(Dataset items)
+ + +

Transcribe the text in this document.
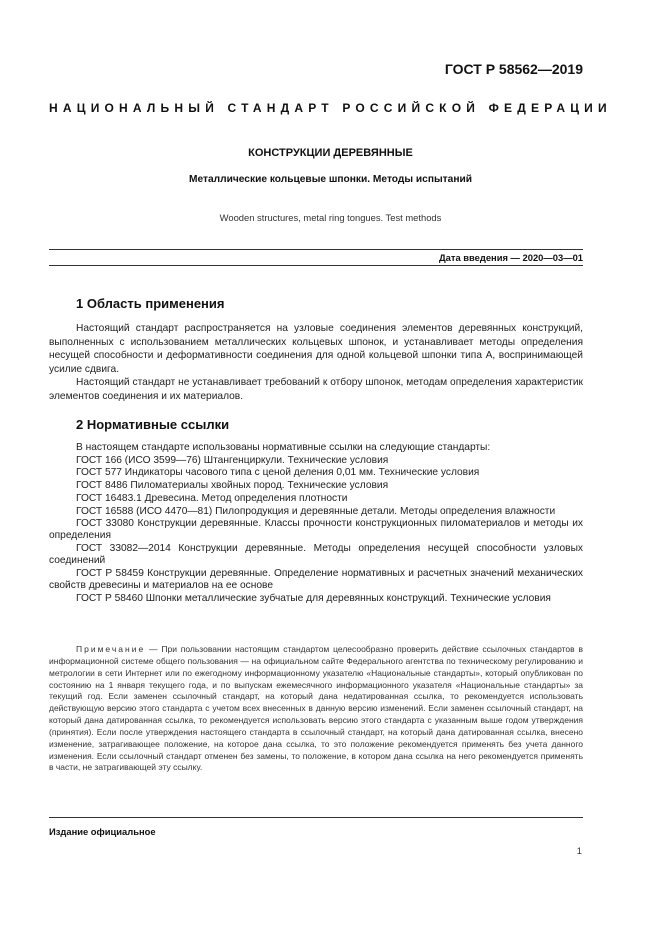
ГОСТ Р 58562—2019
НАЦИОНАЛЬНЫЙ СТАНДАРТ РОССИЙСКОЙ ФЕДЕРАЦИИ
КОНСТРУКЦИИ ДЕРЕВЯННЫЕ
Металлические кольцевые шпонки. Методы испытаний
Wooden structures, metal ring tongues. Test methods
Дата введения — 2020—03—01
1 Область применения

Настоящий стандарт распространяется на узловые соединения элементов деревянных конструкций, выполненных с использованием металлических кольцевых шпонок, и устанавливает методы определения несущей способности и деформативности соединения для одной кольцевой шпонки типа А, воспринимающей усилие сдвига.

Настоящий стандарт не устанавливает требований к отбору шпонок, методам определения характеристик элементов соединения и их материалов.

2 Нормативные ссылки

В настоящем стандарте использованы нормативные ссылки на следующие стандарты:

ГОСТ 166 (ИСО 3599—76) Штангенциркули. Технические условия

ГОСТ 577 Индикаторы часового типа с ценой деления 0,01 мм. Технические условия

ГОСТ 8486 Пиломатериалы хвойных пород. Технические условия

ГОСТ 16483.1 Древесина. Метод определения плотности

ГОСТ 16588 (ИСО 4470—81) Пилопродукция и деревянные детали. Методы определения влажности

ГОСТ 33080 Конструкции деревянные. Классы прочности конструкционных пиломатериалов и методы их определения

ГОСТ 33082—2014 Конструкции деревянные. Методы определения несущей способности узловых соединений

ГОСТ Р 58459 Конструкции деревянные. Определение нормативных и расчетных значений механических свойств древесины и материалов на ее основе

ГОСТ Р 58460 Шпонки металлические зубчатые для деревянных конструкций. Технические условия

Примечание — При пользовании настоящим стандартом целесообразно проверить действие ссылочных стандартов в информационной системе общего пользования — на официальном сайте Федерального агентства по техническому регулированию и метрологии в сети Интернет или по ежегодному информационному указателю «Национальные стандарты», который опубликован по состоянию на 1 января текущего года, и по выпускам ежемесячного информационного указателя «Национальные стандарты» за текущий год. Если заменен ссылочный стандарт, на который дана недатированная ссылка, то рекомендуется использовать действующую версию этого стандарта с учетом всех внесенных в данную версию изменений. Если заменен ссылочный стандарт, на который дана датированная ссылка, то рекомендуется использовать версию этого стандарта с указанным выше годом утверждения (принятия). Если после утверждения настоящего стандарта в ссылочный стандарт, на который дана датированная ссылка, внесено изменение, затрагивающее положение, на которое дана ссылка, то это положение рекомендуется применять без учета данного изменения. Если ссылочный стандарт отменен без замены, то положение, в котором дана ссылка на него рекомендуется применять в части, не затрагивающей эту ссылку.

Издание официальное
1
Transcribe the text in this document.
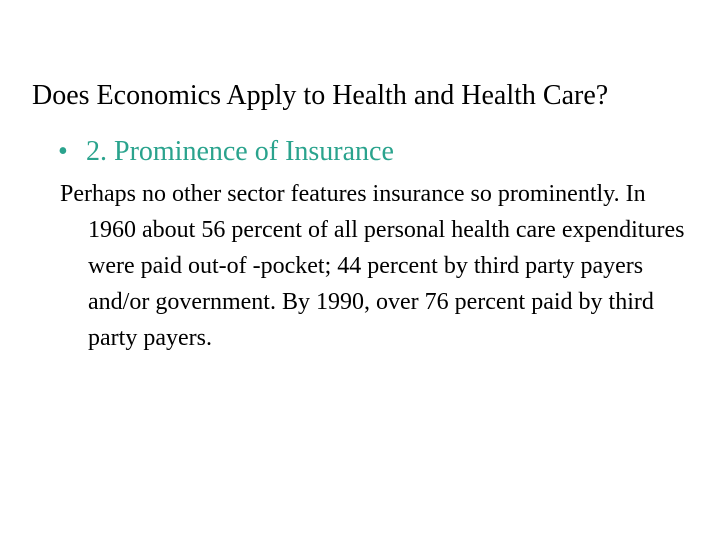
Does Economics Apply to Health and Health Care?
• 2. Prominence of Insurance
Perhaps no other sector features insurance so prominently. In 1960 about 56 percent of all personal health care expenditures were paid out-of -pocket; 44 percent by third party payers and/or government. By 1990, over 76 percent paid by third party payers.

+ + +

Work required ▸
Search the records for the string "ссылки" and return every line in which it occurs.

Task response ▸
2 Нормативные ссылки
В настоящем стандарте использованы нормативные ссылки на следующие стандарты:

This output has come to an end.